-- Start of ITEMS --

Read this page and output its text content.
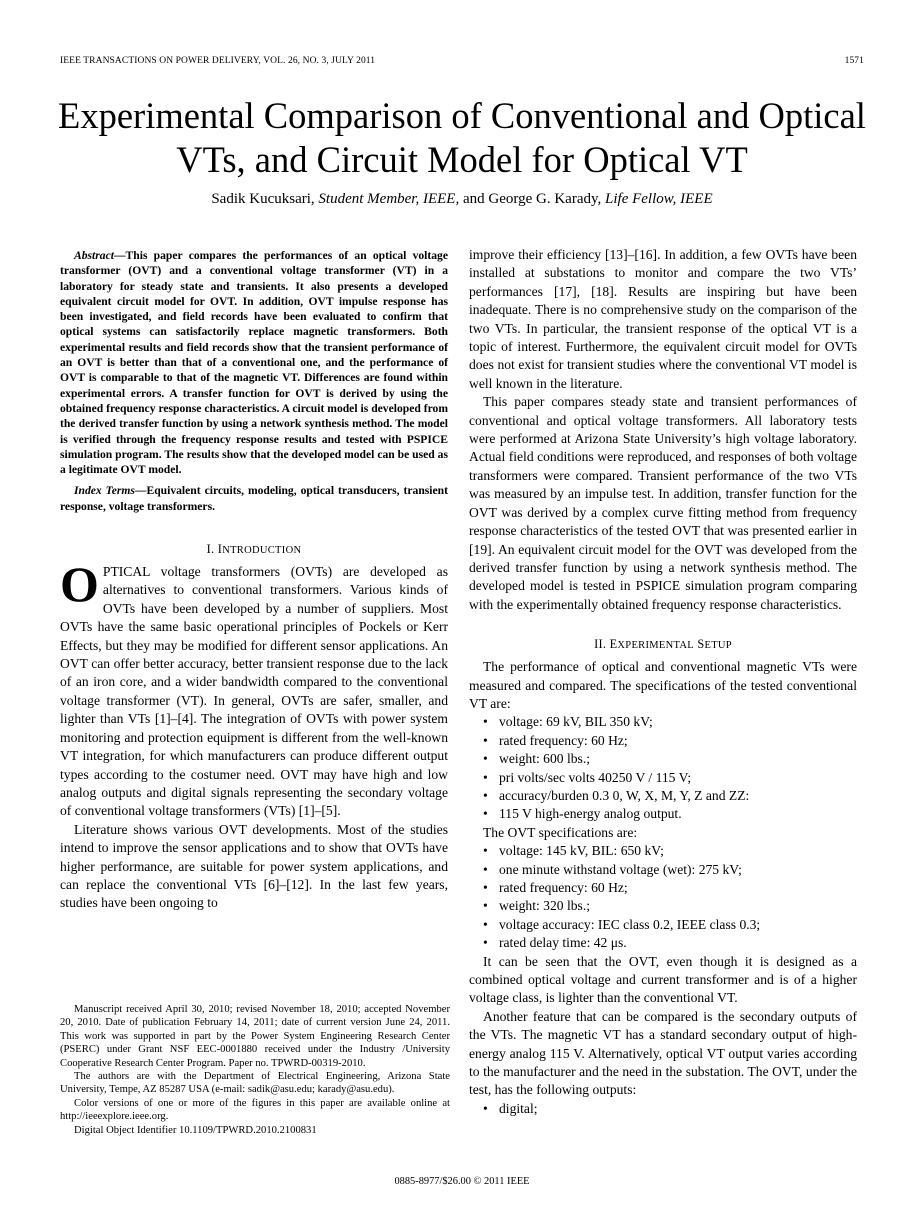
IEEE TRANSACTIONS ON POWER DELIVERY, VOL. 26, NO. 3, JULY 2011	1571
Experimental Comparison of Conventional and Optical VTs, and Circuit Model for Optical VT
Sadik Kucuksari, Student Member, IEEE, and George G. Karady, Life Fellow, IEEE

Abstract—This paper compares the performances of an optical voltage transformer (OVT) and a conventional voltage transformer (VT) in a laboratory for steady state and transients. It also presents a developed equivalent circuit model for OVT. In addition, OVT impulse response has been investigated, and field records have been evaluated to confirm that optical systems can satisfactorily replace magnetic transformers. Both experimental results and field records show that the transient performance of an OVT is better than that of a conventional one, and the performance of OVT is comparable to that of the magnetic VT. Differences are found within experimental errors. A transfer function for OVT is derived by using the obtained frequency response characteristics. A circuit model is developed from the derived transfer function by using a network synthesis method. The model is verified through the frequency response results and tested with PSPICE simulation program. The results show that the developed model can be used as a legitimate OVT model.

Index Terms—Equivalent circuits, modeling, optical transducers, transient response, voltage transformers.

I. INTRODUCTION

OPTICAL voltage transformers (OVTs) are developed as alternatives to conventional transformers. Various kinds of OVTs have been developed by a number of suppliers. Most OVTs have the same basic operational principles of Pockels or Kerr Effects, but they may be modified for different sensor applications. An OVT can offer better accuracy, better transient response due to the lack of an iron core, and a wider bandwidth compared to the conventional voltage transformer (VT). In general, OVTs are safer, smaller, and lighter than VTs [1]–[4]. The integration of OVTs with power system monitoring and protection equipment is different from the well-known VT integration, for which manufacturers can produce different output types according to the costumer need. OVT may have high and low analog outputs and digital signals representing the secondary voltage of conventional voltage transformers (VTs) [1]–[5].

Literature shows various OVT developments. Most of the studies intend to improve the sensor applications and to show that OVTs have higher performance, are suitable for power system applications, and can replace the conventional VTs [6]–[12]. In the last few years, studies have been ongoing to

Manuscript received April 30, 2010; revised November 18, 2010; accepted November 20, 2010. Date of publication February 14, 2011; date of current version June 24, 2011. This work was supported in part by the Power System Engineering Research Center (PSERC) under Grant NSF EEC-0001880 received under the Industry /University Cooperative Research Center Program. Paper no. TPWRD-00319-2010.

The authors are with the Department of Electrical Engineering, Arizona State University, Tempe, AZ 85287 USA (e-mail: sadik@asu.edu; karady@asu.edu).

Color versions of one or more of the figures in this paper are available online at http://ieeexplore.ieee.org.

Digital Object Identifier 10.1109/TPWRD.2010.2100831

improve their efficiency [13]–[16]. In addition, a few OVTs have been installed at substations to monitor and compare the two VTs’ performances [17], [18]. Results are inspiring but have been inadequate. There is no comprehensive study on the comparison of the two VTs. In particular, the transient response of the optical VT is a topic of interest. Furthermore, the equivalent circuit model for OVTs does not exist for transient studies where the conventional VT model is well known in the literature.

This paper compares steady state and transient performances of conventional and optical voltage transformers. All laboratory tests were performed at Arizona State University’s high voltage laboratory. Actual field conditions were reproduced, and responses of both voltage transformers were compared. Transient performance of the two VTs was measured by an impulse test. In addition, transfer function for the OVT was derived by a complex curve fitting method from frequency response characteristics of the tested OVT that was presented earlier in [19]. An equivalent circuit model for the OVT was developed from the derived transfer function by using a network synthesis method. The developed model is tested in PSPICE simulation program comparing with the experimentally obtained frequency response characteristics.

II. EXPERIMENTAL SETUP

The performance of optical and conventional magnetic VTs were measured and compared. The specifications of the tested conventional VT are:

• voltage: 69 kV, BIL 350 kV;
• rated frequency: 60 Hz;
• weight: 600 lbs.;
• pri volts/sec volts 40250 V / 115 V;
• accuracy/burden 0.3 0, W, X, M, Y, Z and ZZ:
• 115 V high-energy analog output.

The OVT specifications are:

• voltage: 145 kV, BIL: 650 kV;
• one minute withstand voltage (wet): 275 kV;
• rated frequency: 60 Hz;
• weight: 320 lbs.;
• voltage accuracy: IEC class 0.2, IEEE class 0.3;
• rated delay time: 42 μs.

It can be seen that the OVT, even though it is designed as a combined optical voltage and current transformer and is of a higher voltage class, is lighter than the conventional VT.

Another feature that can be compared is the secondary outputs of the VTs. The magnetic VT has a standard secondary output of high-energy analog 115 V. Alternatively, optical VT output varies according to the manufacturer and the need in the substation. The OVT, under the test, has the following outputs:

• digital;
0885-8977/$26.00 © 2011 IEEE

-- End of ITEMS --

**WORK TO BE COMPLETED**
Count how many lines above include the word "class" and answer with that figure only.

**TASK SOLUTION**
2